PROMPT:
Please give the listing again, word for word, with nothing left out.

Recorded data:
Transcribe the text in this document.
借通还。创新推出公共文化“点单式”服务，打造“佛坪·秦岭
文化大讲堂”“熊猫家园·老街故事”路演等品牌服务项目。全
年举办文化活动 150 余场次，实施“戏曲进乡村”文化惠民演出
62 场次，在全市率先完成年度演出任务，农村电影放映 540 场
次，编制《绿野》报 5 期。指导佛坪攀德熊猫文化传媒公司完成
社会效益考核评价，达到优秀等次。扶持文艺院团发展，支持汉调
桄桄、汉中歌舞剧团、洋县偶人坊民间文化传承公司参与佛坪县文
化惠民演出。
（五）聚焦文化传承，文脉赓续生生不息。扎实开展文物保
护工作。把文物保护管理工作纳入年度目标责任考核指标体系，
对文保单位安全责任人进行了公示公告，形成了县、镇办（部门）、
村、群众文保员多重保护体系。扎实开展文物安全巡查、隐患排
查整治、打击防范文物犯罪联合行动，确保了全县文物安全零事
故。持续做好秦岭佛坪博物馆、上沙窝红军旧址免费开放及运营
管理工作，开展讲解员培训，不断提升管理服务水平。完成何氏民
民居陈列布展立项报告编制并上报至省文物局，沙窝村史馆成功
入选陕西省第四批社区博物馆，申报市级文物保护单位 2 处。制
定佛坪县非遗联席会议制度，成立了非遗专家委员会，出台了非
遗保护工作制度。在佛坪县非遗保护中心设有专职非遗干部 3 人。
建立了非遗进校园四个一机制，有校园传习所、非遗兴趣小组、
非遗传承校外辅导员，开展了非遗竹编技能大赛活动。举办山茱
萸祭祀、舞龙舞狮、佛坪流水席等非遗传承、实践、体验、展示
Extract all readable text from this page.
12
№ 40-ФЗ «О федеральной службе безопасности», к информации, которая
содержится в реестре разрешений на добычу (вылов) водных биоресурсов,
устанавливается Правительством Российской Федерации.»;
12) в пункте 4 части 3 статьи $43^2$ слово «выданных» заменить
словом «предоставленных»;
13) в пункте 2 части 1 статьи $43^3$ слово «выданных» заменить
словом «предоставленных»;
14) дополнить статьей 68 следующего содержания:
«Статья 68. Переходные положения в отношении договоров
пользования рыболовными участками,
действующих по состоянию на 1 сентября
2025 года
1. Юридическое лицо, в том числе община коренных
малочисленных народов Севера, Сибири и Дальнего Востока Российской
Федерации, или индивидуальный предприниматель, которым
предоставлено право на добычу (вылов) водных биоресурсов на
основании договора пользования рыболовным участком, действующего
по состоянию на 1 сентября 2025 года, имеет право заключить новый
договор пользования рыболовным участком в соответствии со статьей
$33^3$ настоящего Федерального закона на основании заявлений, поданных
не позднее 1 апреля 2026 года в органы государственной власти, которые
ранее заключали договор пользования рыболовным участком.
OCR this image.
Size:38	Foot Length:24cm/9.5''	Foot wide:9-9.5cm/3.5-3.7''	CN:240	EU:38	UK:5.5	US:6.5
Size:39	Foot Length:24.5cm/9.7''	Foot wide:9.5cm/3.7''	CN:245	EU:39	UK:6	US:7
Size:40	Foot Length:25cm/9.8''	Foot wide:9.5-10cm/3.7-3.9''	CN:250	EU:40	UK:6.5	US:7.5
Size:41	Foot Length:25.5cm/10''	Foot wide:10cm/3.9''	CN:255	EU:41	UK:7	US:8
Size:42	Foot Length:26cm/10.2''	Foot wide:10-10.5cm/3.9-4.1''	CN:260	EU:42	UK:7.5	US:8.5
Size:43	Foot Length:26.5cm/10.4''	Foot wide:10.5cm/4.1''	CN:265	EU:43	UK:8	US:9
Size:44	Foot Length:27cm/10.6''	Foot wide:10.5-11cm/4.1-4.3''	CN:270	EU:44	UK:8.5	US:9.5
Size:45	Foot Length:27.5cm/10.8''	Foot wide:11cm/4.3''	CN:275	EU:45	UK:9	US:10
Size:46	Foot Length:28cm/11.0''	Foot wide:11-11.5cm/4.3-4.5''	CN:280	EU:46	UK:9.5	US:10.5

FULL RESPONSE:
Transcribe the text in this document.
借通还。创新推出公共文化“点单式”服务，打造“佛坪·秦岭
文化大讲堂”“熊猫家园·老街故事”路演等品牌服务项目。全
年举办文化活动 150 余场次，实施“戏曲进乡村”文化惠民演出
62 场次，在全市率先完成年度演出任务，农村电影放映 540 场
次，编制《绿野》报 5 期。指导佛坪攀德熊猫文化传媒公司完成
社会效益考核评价，达到优秀等次。扶持文艺院团发展，支持汉调
桄桄、汉中歌舞剧团、洋县偶人坊民间文化传承公司参与佛坪县文
化惠民演出。
（五）聚焦文化传承，文脉赓续生生不息。扎实开展文物保
护工作。把文物保护管理工作纳入年度目标责任考核指标体系，
对文保单位安全责任人进行了公示公告，形成了县、镇办（部门）、
村、群众文保员多重保护体系。扎实开展文物安全巡查、隐患排
查整治、打击防范文物犯罪联合行动，确保了全县文物安全零事
故。持续做好秦岭佛坪博物馆、上沙窝红军旧址免费开放及运营
管理工作，开展讲解员培训，不断提升管理服务水平。完成何氏民
民居陈列布展立项报告编制并上报至省文物局，沙窝村史馆成功
入选陕西省第四批社区博物馆，申报市级文物保护单位 2 处。制
定佛坪县非遗联席会议制度，成立了非遗专家委员会，出台了非
遗保护工作制度。在佛坪县非遗保护中心设有专职非遗干部 3 人。
建立了非遗进校园四个一机制，有校园传习所、非遗兴趣小组、
非遗传承校外辅导员，开展了非遗竹编技能大赛活动。举办山茱
萸祭祀、舞龙舞狮、佛坪流水席等非遗传承、实践、体验、展示
Extract all readable text from this page.
12
№ 40-ФЗ «О федеральной службе безопасности», к информации, которая
содержится в реестре разрешений на добычу (вылов) водных биоресурсов,
устанавливается Правительством Российской Федерации.»;
12) в пункте 4 части 3 статьи $43^2$ слово «выданных» заменить
словом «предоставленных»;
13) в пункте 2 части 1 статьи $43^3$ слово «выданных» заменить
словом «предоставленных»;
14) дополнить статьей 68 следующего содержания:
«Статья 68. Переходные положения в отношении договоров
пользования рыболовными участками,
действующих по состоянию на 1 сентября
2025 года
1. Юридическое лицо, в том числе община коренных
малочисленных народов Севера, Сибири и Дальнего Востока Российской
Федерации, или индивидуальный предприниматель, которым
предоставлено право на добычу (вылов) водных биоресурсов на
основании договора пользования рыболовным участком, действующего
по состоянию на 1 сентября 2025 года, имеет право заключить новый
договор пользования рыболовным участком в соответствии со статьей
$33^3$ настоящего Федерального закона на основании заявлений, поданных
не позднее 1 апреля 2026 года в органы государственной власти, которые
ранее заключали договор пользования рыболовным участком.
OCR this image.
Size:38	Foot Length:24cm/9.5''	Foot wide:9-9.5cm/3.5-3.7''	CN:240	EU:38	UK:5.5	US:6.5
Size:39	Foot Length:24.5cm/9.7''	Foot wide:9.5cm/3.7''	CN:245	EU:39	UK:6	US:7
Size:40	Foot Length:25cm/9.8''	Foot wide:9.5-10cm/3.7-3.9''	CN:250	EU:40	UK:6.5	US:7.5
Size:41	Foot Length:25.5cm/10''	Foot wide:10cm/3.9''	CN:255	EU:41	UK:7	US:8
Size:42	Foot Length:26cm/10.2''	Foot wide:10-10.5cm/3.9-4.1''	CN:260	EU:42	UK:7.5	US:8.5
Size:43	Foot Length:26.5cm/10.4''	Foot wide:10.5cm/4.1''	CN:265	EU:43	UK:8	US:9
Size:44	Foot Length:27cm/10.6''	Foot wide:10.5-11cm/4.1-4.3''	CN:270	EU:44	UK:8.5	US:9.5
Size:45	Foot Length:27.5cm/10.8''	Foot wide:11cm/4.3''	CN:275	EU:45	UK:9	US:10
Size:46	Foot Length:28cm/11.0''	Foot wide:11-11.5cm/4.3-4.5''	CN:280	EU:46	UK:9.5	US:10.5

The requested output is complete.